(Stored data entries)

=======

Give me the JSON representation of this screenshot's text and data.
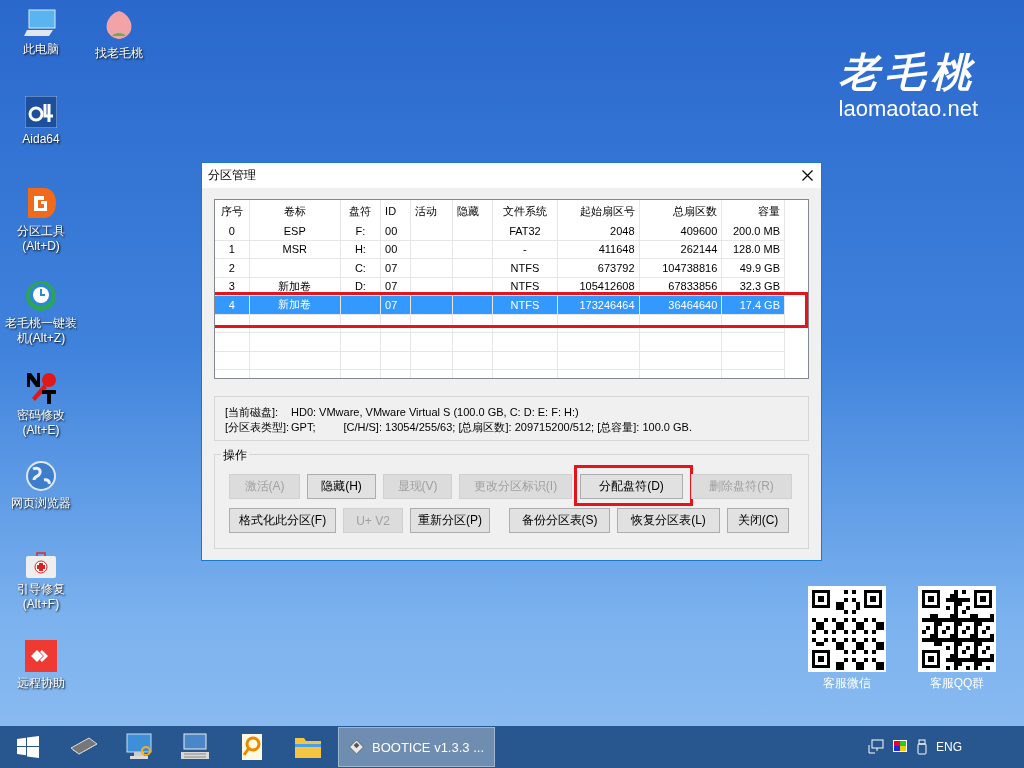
{
  "desktop_icons": [
    {
      "lines": [
        "此电脑"
      ]
    },
    {
      "lines": [
        "找老毛桃"
      ]
    },
    {
      "lines": [
        "Aida64"
      ]
    },
    {
      "lines": [
        "分区工具",
        "(Alt+D)"
      ]
    },
    {
      "lines": [
        "老毛桃一键装",
        "机(Alt+Z)"
      ]
    },
    {
      "lines": [
        "密码修改",
        "(Alt+E)"
      ]
    },
    {
      "lines": [
        "网页浏览器"
      ]
    },
    {
      "lines": [
        "引导修复",
        "(Alt+F)"
      ]
    },
    {
      "lines": [
        "远程协助"
      ]
    }
  ],
  "logo": {
    "mark": "老毛桃",
    "site": "laomaotao.net"
  },
  "qr_codes": [
    {
      "caption": "客服微信"
    },
    {
      "caption": "客服QQ群"
    }
  ],
  "window": {
    "title": "分区管理",
    "table": {
      "columns": [
        "序号",
        "卷标",
        "盘符",
        "ID",
        "活动",
        "隐藏",
        "文件系统",
        "起始扇区号",
        "总扇区数",
        "容量"
      ],
      "rows": [
        {
          "cells": [
            "0",
            "ESP",
            "F:",
            "00",
            null,
            null,
            "FAT32",
            "2048",
            "409600",
            "200.0 MB"
          ],
          "selected": false,
          "highlighted": false
        },
        {
          "cells": [
            "1",
            "MSR",
            "H:",
            "00",
            null,
            null,
            "-",
            "411648",
            "262144",
            "128.0 MB"
          ],
          "selected": false,
          "highlighted": false
        },
        {
          "cells": [
            "2",
            null,
            "C:",
            "07",
            null,
            null,
            "NTFS",
            "673792",
            "104738816",
            "49.9 GB"
          ],
          "selected": false,
          "highlighted": false
        },
        {
          "cells": [
            "3",
            "新加卷",
            "D:",
            "07",
            null,
            null,
            "NTFS",
            "105412608",
            "67833856",
            "32.3 GB"
          ],
          "selected": false,
          "highlighted": false
        },
        {
          "cells": [
            "4",
            "新加卷",
            null,
            "07",
            null,
            null,
            "NTFS",
            "173246464",
            "36464640",
            "17.4 GB"
          ],
          "selected": true,
          "highlighted": true
        }
      ]
    },
    "info": [
      {
        "label": "[当前磁盘]:",
        "value": "HD0: VMware, VMware Virtual S (100.0 GB, C: D: E: F: H:)"
      },
      {
        "label": "[分区表类型]:",
        "value": "GPT;",
        "extra": "[C/H/S]: 13054/255/63; [总扇区数]: 209715200/512; [总容量]: 100.0 GB."
      }
    ],
    "group_title": "操作",
    "button_rows": [
      [
        {
          "label": "激活(A)",
          "disabled": true,
          "highlighted": false
        },
        {
          "label": "隐藏(H)",
          "disabled": false,
          "highlighted": false
        },
        {
          "label": "显现(V)",
          "disabled": true,
          "highlighted": false
        },
        {
          "label": "更改分区标识(I)",
          "disabled": true,
          "highlighted": false
        },
        {
          "label": "分配盘符(D)",
          "disabled": false,
          "highlighted": true
        },
        {
          "label": "删除盘符(R)",
          "disabled": true,
          "highlighted": false
        }
      ],
      [
        {
          "label": "格式化此分区(F)",
          "disabled": false,
          "highlighted": false
        },
        {
          "label": "U+ V2",
          "disabled": true,
          "highlighted": false
        },
        {
          "label": "重新分区(P)",
          "disabled": false,
          "highlighted": false
        },
        {
          "label": "备份分区表(S)",
          "disabled": false,
          "highlighted": false
        },
        {
          "label": "恢复分区表(L)",
          "disabled": false,
          "highlighted": false
        },
        {
          "label": "关闭(C)",
          "disabled": false,
          "highlighted": false
        }
      ]
    ]
  },
  "taskbar": {
    "active_app": {
      "label": "BOOTICE v1.3.3 ...",
      "selected": true
    },
    "language": "ENG"
  }
}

=======

GIVEN EXERCISE
Restate the listing above word for word, and skip the pictures.

RESULT
Give me the JSON representation of this screenshot's text and data.
{
  "desktop_icons": [
    {
      "lines": [
        "此电脑"
      ]
    },
    {
      "lines": [
        "找老毛桃"
      ]
    },
    {
      "lines": [
        "Aida64"
      ]
    },
    {
      "lines": [
        "分区工具",
        "(Alt+D)"
      ]
    },
    {
      "lines": [
        "老毛桃一键装",
        "机(Alt+Z)"
      ]
    },
    {
      "lines": [
        "密码修改",
        "(Alt+E)"
      ]
    },
    {
      "lines": [
        "网页浏览器"
      ]
    },
    {
      "lines": [
        "引导修复",
        "(Alt+F)"
      ]
    },
    {
      "lines": [
        "远程协助"
      ]
    }
  ],
  "logo": {
    "mark": "老毛桃",
    "site": "laomaotao.net"
  },
  "qr_codes": [
    {
      "caption": "客服微信"
    },
    {
      "caption": "客服QQ群"
    }
  ],
  "window": {
    "title": "分区管理",
    "table": {
      "columns": [
        "序号",
        "卷标",
        "盘符",
        "ID",
        "活动",
        "隐藏",
        "文件系统",
        "起始扇区号",
        "总扇区数",
        "容量"
      ],
      "rows": [
        {
          "cells": [
            "0",
            "ESP",
            "F:",
            "00",
            null,
            null,
            "FAT32",
            "2048",
            "409600",
            "200.0 MB"
          ],
          "selected": false,
          "highlighted": false
        },
        {
          "cells": [
            "1",
            "MSR",
            "H:",
            "00",
            null,
            null,
            "-",
            "411648",
            "262144",
            "128.0 MB"
          ],
          "selected": false,
          "highlighted": false
        },
        {
          "cells": [
            "2",
            null,
            "C:",
            "07",
            null,
            null,
            "NTFS",
            "673792",
            "104738816",
            "49.9 GB"
          ],
          "selected": false,
          "highlighted": false
        },
        {
          "cells": [
            "3",
            "新加卷",
            "D:",
            "07",
            null,
            null,
            "NTFS",
            "105412608",
            "67833856",
            "32.3 GB"
          ],
          "selected": false,
          "highlighted": false
        },
        {
          "cells": [
            "4",
            "新加卷",
            null,
            "07",
            null,
            null,
            "NTFS",
            "173246464",
            "36464640",
            "17.4 GB"
          ],
          "selected": true,
          "highlighted": true
        }
      ]
    },
    "info": [
      {
        "label": "[当前磁盘]:",
        "value": "HD0: VMware, VMware Virtual S (100.0 GB, C: D: E: F: H:)"
      },
      {
        "label": "[分区表类型]:",
        "value": "GPT;",
        "extra": "[C/H/S]: 13054/255/63; [总扇区数]: 209715200/512; [总容量]: 100.0 GB."
      }
    ],
    "group_title": "操作",
    "button_rows": [
      [
        {
          "label": "激活(A)",
          "disabled": true,
          "highlighted": false
        },
        {
          "label": "隐藏(H)",
          "disabled": false,
          "highlighted": false
        },
        {
          "label": "显现(V)",
          "disabled": true,
          "highlighted": false
        },
        {
          "label": "更改分区标识(I)",
          "disabled": true,
          "highlighted": false
        },
        {
          "label": "分配盘符(D)",
          "disabled": false,
          "highlighted": true
        },
        {
          "label": "删除盘符(R)",
          "disabled": true,
          "highlighted": false
        }
      ],
      [
        {
          "label": "格式化此分区(F)",
          "disabled": false,
          "highlighted": false
        },
        {
          "label": "U+ V2",
          "disabled": true,
          "highlighted": false
        },
        {
          "label": "重新分区(P)",
          "disabled": false,
          "highlighted": false
        },
        {
          "label": "备份分区表(S)",
          "disabled": false,
          "highlighted": false
        },
        {
          "label": "恢复分区表(L)",
          "disabled": false,
          "highlighted": false
        },
        {
          "label": "关闭(C)",
          "disabled": false,
          "highlighted": false
        }
      ]
    ]
  },
  "taskbar": {
    "active_app": {
      "label": "BOOTICE v1.3.3 ...",
      "selected": true
    },
    "language": "ENG"
  }
}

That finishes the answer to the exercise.